**TASK OBJECTIVE**
Repeat the data verbatim.

**DATA TO PROCESS**
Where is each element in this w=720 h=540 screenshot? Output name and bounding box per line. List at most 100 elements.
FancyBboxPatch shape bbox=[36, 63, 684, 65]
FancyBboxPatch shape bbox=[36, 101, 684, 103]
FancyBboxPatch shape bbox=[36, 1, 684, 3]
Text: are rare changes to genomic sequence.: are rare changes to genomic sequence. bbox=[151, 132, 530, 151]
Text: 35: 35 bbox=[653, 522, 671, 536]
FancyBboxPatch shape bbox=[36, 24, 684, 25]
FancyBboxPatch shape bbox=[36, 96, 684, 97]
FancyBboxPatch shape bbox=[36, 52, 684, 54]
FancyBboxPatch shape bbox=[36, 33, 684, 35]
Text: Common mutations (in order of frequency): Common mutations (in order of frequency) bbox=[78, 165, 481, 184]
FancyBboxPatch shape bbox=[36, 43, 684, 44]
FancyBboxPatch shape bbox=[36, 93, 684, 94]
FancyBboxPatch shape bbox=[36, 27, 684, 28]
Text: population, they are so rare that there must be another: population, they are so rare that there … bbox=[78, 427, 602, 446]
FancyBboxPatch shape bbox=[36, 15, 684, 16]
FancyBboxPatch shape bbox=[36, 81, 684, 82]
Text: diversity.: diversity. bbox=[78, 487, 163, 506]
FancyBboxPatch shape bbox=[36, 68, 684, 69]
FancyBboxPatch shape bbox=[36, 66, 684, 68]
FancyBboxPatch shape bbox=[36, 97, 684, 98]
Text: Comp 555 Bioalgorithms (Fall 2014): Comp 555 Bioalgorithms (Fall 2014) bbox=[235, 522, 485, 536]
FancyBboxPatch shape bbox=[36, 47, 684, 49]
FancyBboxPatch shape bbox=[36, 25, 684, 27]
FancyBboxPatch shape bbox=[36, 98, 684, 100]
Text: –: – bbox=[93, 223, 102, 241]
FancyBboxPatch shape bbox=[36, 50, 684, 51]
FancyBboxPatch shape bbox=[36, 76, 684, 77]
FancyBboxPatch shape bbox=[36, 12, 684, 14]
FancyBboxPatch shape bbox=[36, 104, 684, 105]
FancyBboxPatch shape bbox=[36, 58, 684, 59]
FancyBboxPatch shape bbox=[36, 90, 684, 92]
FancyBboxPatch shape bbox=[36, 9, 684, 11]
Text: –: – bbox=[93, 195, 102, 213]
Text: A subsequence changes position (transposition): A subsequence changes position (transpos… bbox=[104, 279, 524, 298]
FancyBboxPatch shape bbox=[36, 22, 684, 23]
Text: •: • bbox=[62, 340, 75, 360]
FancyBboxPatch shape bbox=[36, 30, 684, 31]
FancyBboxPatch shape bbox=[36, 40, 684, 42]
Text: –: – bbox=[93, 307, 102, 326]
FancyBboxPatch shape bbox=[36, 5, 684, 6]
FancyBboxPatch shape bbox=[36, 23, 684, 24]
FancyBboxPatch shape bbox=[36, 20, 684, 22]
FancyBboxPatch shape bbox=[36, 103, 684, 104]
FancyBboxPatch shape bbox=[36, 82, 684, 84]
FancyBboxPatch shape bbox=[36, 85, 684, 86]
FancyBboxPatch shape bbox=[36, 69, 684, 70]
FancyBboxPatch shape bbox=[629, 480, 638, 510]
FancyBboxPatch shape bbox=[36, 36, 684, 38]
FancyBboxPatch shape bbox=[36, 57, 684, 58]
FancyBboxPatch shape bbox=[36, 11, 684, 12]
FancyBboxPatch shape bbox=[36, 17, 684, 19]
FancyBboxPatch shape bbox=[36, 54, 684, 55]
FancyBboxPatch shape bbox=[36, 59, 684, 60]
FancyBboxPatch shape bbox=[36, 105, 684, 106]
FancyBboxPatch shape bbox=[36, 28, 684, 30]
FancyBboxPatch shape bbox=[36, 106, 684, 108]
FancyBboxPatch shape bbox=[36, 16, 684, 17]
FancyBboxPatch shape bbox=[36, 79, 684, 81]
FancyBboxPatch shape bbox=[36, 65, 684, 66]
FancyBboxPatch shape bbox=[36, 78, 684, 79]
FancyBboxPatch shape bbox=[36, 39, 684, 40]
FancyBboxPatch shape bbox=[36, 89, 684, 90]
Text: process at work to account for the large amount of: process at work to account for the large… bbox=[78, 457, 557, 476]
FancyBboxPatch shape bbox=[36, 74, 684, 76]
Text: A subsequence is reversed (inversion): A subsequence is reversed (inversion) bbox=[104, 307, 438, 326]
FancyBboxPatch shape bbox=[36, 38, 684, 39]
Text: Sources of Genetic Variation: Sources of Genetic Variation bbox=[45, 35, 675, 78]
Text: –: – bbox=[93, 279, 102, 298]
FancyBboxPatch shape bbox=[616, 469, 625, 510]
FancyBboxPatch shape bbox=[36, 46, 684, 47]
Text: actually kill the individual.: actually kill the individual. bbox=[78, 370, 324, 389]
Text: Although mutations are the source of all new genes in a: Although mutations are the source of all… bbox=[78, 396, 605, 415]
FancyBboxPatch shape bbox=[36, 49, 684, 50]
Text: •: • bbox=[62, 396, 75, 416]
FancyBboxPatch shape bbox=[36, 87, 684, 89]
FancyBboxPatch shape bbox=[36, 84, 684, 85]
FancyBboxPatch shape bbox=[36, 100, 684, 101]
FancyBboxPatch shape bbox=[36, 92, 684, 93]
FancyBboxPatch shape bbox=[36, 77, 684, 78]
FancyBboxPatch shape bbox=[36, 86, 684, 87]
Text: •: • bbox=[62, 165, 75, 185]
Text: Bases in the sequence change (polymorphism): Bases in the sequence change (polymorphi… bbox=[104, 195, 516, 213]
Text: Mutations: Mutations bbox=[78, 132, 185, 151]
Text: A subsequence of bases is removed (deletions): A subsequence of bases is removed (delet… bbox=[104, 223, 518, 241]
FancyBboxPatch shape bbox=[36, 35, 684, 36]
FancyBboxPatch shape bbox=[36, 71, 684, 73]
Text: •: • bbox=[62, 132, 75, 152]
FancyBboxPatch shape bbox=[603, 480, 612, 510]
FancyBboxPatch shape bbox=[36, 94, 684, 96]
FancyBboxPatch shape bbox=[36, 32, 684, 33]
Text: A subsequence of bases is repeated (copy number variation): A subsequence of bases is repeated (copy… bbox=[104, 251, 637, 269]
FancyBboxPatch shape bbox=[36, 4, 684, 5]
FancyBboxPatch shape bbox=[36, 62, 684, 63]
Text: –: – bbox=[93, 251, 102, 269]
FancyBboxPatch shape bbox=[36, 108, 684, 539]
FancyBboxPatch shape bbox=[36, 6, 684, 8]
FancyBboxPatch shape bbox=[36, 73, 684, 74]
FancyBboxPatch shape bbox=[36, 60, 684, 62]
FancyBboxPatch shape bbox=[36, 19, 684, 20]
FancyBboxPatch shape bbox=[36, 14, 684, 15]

**ANSWER SPACE**
Where is each element in this w=720 h=540 screenshot? Output name and bounding box per line. List at most 100 elements.
FancyBboxPatch shape bbox=[36, 63, 684, 65]
FancyBboxPatch shape bbox=[36, 101, 684, 103]
FancyBboxPatch shape bbox=[36, 1, 684, 3]
Text: are rare changes to genomic sequence.: are rare changes to genomic sequence. bbox=[151, 132, 530, 151]
Text: 35: 35 bbox=[653, 522, 671, 536]
FancyBboxPatch shape bbox=[36, 24, 684, 25]
FancyBboxPatch shape bbox=[36, 96, 684, 97]
FancyBboxPatch shape bbox=[36, 52, 684, 54]
FancyBboxPatch shape bbox=[36, 33, 684, 35]
Text: Common mutations (in order of frequency): Common mutations (in order of frequency) bbox=[78, 165, 481, 184]
FancyBboxPatch shape bbox=[36, 43, 684, 44]
FancyBboxPatch shape bbox=[36, 93, 684, 94]
FancyBboxPatch shape bbox=[36, 27, 684, 28]
Text: population, they are so rare that there must be another: population, they are so rare that there … bbox=[78, 427, 602, 446]
FancyBboxPatch shape bbox=[36, 15, 684, 16]
FancyBboxPatch shape bbox=[36, 81, 684, 82]
Text: diversity.: diversity. bbox=[78, 487, 163, 506]
FancyBboxPatch shape bbox=[36, 68, 684, 69]
FancyBboxPatch shape bbox=[36, 66, 684, 68]
FancyBboxPatch shape bbox=[36, 97, 684, 98]
Text: Comp 555 Bioalgorithms (Fall 2014): Comp 555 Bioalgorithms (Fall 2014) bbox=[235, 522, 485, 536]
FancyBboxPatch shape bbox=[36, 47, 684, 49]
FancyBboxPatch shape bbox=[36, 25, 684, 27]
FancyBboxPatch shape bbox=[36, 98, 684, 100]
Text: –: – bbox=[93, 223, 102, 241]
FancyBboxPatch shape bbox=[36, 50, 684, 51]
FancyBboxPatch shape bbox=[36, 76, 684, 77]
FancyBboxPatch shape bbox=[36, 12, 684, 14]
FancyBboxPatch shape bbox=[36, 104, 684, 105]
FancyBboxPatch shape bbox=[36, 58, 684, 59]
FancyBboxPatch shape bbox=[36, 90, 684, 92]
FancyBboxPatch shape bbox=[36, 9, 684, 11]
Text: –: – bbox=[93, 195, 102, 213]
Text: A subsequence changes position (transposition): A subsequence changes position (transpos… bbox=[104, 279, 524, 298]
FancyBboxPatch shape bbox=[36, 22, 684, 23]
Text: •: • bbox=[62, 340, 75, 360]
FancyBboxPatch shape bbox=[36, 30, 684, 31]
FancyBboxPatch shape bbox=[36, 40, 684, 42]
Text: –: – bbox=[93, 307, 102, 326]
FancyBboxPatch shape bbox=[36, 5, 684, 6]
FancyBboxPatch shape bbox=[36, 23, 684, 24]
FancyBboxPatch shape bbox=[36, 20, 684, 22]
FancyBboxPatch shape bbox=[36, 103, 684, 104]
FancyBboxPatch shape bbox=[36, 82, 684, 84]
FancyBboxPatch shape bbox=[36, 85, 684, 86]
FancyBboxPatch shape bbox=[36, 69, 684, 70]
FancyBboxPatch shape bbox=[629, 480, 638, 510]
FancyBboxPatch shape bbox=[36, 36, 684, 38]
FancyBboxPatch shape bbox=[36, 57, 684, 58]
FancyBboxPatch shape bbox=[36, 11, 684, 12]
FancyBboxPatch shape bbox=[36, 17, 684, 19]
FancyBboxPatch shape bbox=[36, 54, 684, 55]
FancyBboxPatch shape bbox=[36, 59, 684, 60]
FancyBboxPatch shape bbox=[36, 105, 684, 106]
FancyBboxPatch shape bbox=[36, 28, 684, 30]
FancyBboxPatch shape bbox=[36, 106, 684, 108]
FancyBboxPatch shape bbox=[36, 16, 684, 17]
FancyBboxPatch shape bbox=[36, 79, 684, 81]
FancyBboxPatch shape bbox=[36, 65, 684, 66]
FancyBboxPatch shape bbox=[36, 78, 684, 79]
FancyBboxPatch shape bbox=[36, 39, 684, 40]
FancyBboxPatch shape bbox=[36, 89, 684, 90]
Text: process at work to account for the large amount of: process at work to account for the large… bbox=[78, 457, 557, 476]
FancyBboxPatch shape bbox=[36, 74, 684, 76]
Text: A subsequence is reversed (inversion): A subsequence is reversed (inversion) bbox=[104, 307, 438, 326]
FancyBboxPatch shape bbox=[36, 38, 684, 39]
Text: Sources of Genetic Variation: Sources of Genetic Variation bbox=[45, 35, 675, 78]
Text: –: – bbox=[93, 279, 102, 298]
FancyBboxPatch shape bbox=[616, 469, 625, 510]
FancyBboxPatch shape bbox=[36, 46, 684, 47]
Text: actually kill the individual.: actually kill the individual. bbox=[78, 370, 324, 389]
Text: Although mutations are the source of all new genes in a: Although mutations are the source of all… bbox=[78, 396, 605, 415]
FancyBboxPatch shape bbox=[36, 49, 684, 50]
Text: •: • bbox=[62, 396, 75, 416]
FancyBboxPatch shape bbox=[36, 87, 684, 89]
FancyBboxPatch shape bbox=[36, 84, 684, 85]
FancyBboxPatch shape bbox=[36, 100, 684, 101]
FancyBboxPatch shape bbox=[36, 92, 684, 93]
FancyBboxPatch shape bbox=[36, 77, 684, 78]
FancyBboxPatch shape bbox=[36, 86, 684, 87]
Text: •: • bbox=[62, 165, 75, 185]
Text: Bases in the sequence change (polymorphism): Bases in the sequence change (polymorphi… bbox=[104, 195, 516, 213]
Text: Mutations: Mutations bbox=[78, 132, 185, 151]
Text: A subsequence of bases is removed (deletions): A subsequence of bases is removed (delet… bbox=[104, 223, 518, 241]
FancyBboxPatch shape bbox=[36, 35, 684, 36]
FancyBboxPatch shape bbox=[36, 71, 684, 73]
Text: •: • bbox=[62, 132, 75, 152]
FancyBboxPatch shape bbox=[603, 480, 612, 510]
FancyBboxPatch shape bbox=[36, 94, 684, 96]
FancyBboxPatch shape bbox=[36, 32, 684, 33]
Text: A subsequence of bases is repeated (copy number variation): A subsequence of bases is repeated (copy… bbox=[104, 251, 637, 269]
FancyBboxPatch shape bbox=[36, 4, 684, 5]
FancyBboxPatch shape bbox=[36, 62, 684, 63]
Text: –: – bbox=[93, 251, 102, 269]
FancyBboxPatch shape bbox=[36, 108, 684, 539]
FancyBboxPatch shape bbox=[36, 6, 684, 8]
FancyBboxPatch shape bbox=[36, 73, 684, 74]
FancyBboxPatch shape bbox=[36, 60, 684, 62]
FancyBboxPatch shape bbox=[36, 19, 684, 20]
FancyBboxPatch shape bbox=[36, 14, 684, 15]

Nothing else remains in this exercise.